> _Aim of the exercise_
For this exercise, repeat all of the material verbatim apart from its images.

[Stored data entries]
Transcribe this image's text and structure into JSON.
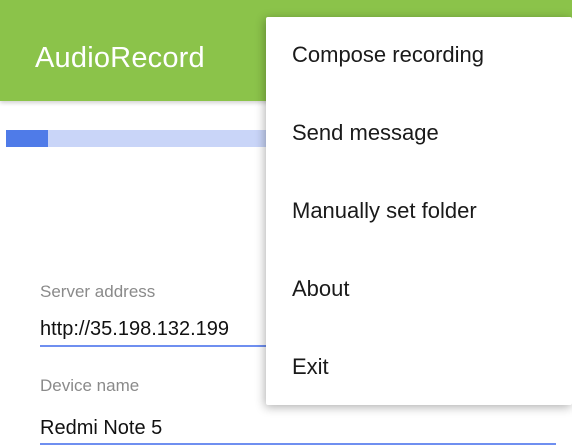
{
  "app_bar": {
    "title": "AudioRecord",
    "color": "#8bc34a"
  },
  "progress": {
    "fraction": 0.075,
    "track_color": "#c9d5f8",
    "fill_color": "#4f7be8"
  },
  "form": {
    "server_address": {
      "label": "Server address",
      "value": "http://35.198.132.199"
    },
    "device_name": {
      "label": "Device name",
      "value": "Redmi Note 5"
    }
  },
  "overflow_menu": {
    "items": [
      {
        "label": "Compose recording"
      },
      {
        "label": "Send message"
      },
      {
        "label": "Manually set folder"
      },
      {
        "label": "About"
      },
      {
        "label": "Exit"
      }
    ]
  }
}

> _Solved exercise_
Transcribe this image's text and structure into JSON.
{
  "app_bar": {
    "title": "AudioRecord",
    "color": "#8bc34a"
  },
  "progress": {
    "fraction": 0.075,
    "track_color": "#c9d5f8",
    "fill_color": "#4f7be8"
  },
  "form": {
    "server_address": {
      "label": "Server address",
      "value": "http://35.198.132.199"
    },
    "device_name": {
      "label": "Device name",
      "value": "Redmi Note 5"
    }
  },
  "overflow_menu": {
    "items": [
      {
        "label": "Compose recording"
      },
      {
        "label": "Send message"
      },
      {
        "label": "Manually set folder"
      },
      {
        "label": "About"
      },
      {
        "label": "Exit"
      }
    ]
  }
}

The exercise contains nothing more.